**Aim**
Retype each line exactly. Skip images.
□ □ □ □
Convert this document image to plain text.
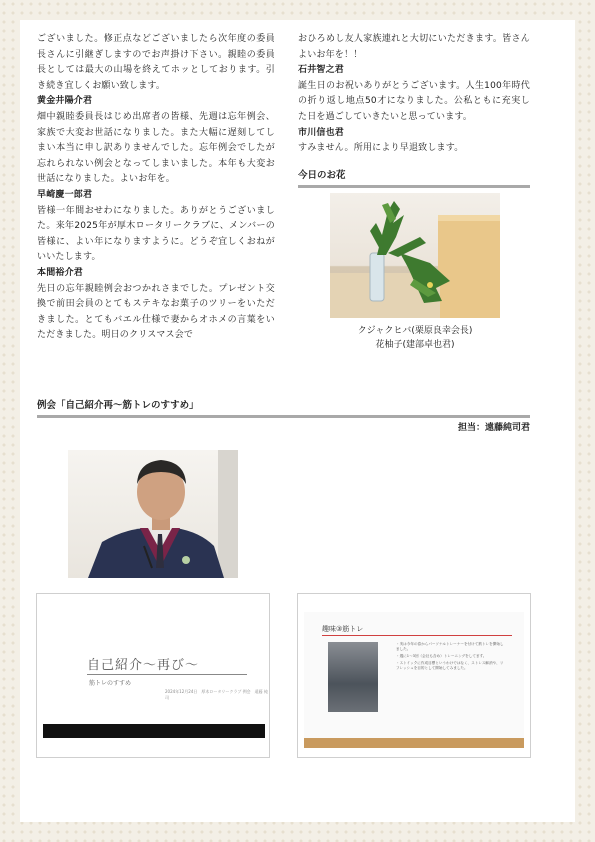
ございました。修正点などございましたら次年度の委員長さんに引継ぎしますのでお声掛け下さい。親睦の委員長としては最大の山場を終えてホッとしております。引き続き宜しくお願い致します。

黄金井陽介君

畑中親睦委員長はじめ出席者の皆様、先週は忘年例会、家族で大変お世話になりました。また大幅に遅刻してしまい本当に申し訳ありませんでした。忘年例会でしたが忘れられない例会となってしまいました。本年も大変お世話になりました。よいお年を。

早崎慶一郎君

皆様一年間おせわになりました。ありがとうございました。来年2025年が厚木ロータリークラブに、メンバーの皆様に、よい年になりますように。どうぞ宜しくおねがいいたします。

本間裕介君

先日の忘年親睦例会おつかれさまでした。プレゼント交換で前田会員のとてもステキなお菓子のツリーをいただきました。とてもバエル仕様で妻からオホメの言葉をいただきました。明日のクリスマス会で

おひろめし友人家族連れと大切にいただきます。皆さんよいお年を！！

石井智之君

誕生日のお祝いありがとうございます。人生100年時代の折り返し地点50才になりました。公私ともに充実した日を過ごしていきたいと思っています。

市川信也君

すみません。所用により早退致します。

今日のお花
クジャクヒバ(栗原良幸会長)
花柚子(建部卓也君)
例会「自己紹介再～筋トレのすすめ」
担当：遠藤純司君
自己紹介～再び～
筋トレのすすめ
2024年12月24日　厚木ロータリークラブ 例会　遠藤 純司
趣味③筋トレ
・実は今年の春からパーソナルトレーナーを付けて筋トレを開始しました。
・週に1～3回（会社も含め）トレーニングをしてます。
・ストイックに作成目標というわけではなく、ストレス解消や、リフレッシュを目的として開始してみました。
□ □ □ □
**Answer for this exercise**
Convert this document image to plain text.
ございました。修正点などございましたら次年度の委員長さんに引継ぎしますのでお声掛け下さい。親睦の委員長としては最大の山場を終えてホッとしております。引き続き宜しくお願い致します。

黄金井陽介君

畑中親睦委員長はじめ出席者の皆様、先週は忘年例会、家族で大変お世話になりました。また大幅に遅刻してしまい本当に申し訳ありませんでした。忘年例会でしたが忘れられない例会となってしまいました。本年も大変お世話になりました。よいお年を。

早崎慶一郎君

皆様一年間おせわになりました。ありがとうございました。来年2025年が厚木ロータリークラブに、メンバーの皆様に、よい年になりますように。どうぞ宜しくおねがいいたします。

本間裕介君

先日の忘年親睦例会おつかれさまでした。プレゼント交換で前田会員のとてもステキなお菓子のツリーをいただきました。とてもバエル仕様で妻からオホメの言葉をいただきました。明日のクリスマス会で

おひろめし友人家族連れと大切にいただきます。皆さんよいお年を！！

石井智之君

誕生日のお祝いありがとうございます。人生100年時代の折り返し地点50才になりました。公私ともに充実した日を過ごしていきたいと思っています。

市川信也君

すみません。所用により早退致します。

今日のお花
クジャクヒバ(栗原良幸会長)
花柚子(建部卓也君)
例会「自己紹介再～筋トレのすすめ」
担当：遠藤純司君
自己紹介～再び～
筋トレのすすめ
2024年12月24日　厚木ロータリークラブ 例会　遠藤 純司
趣味③筋トレ
・実は今年の春からパーソナルトレーナーを付けて筋トレを開始しました。
・週に1～3回（会社も含め）トレーニングをしてます。
・ストイックに作成目標というわけではなく、ストレス解消や、リフレッシュを目的として開始してみました。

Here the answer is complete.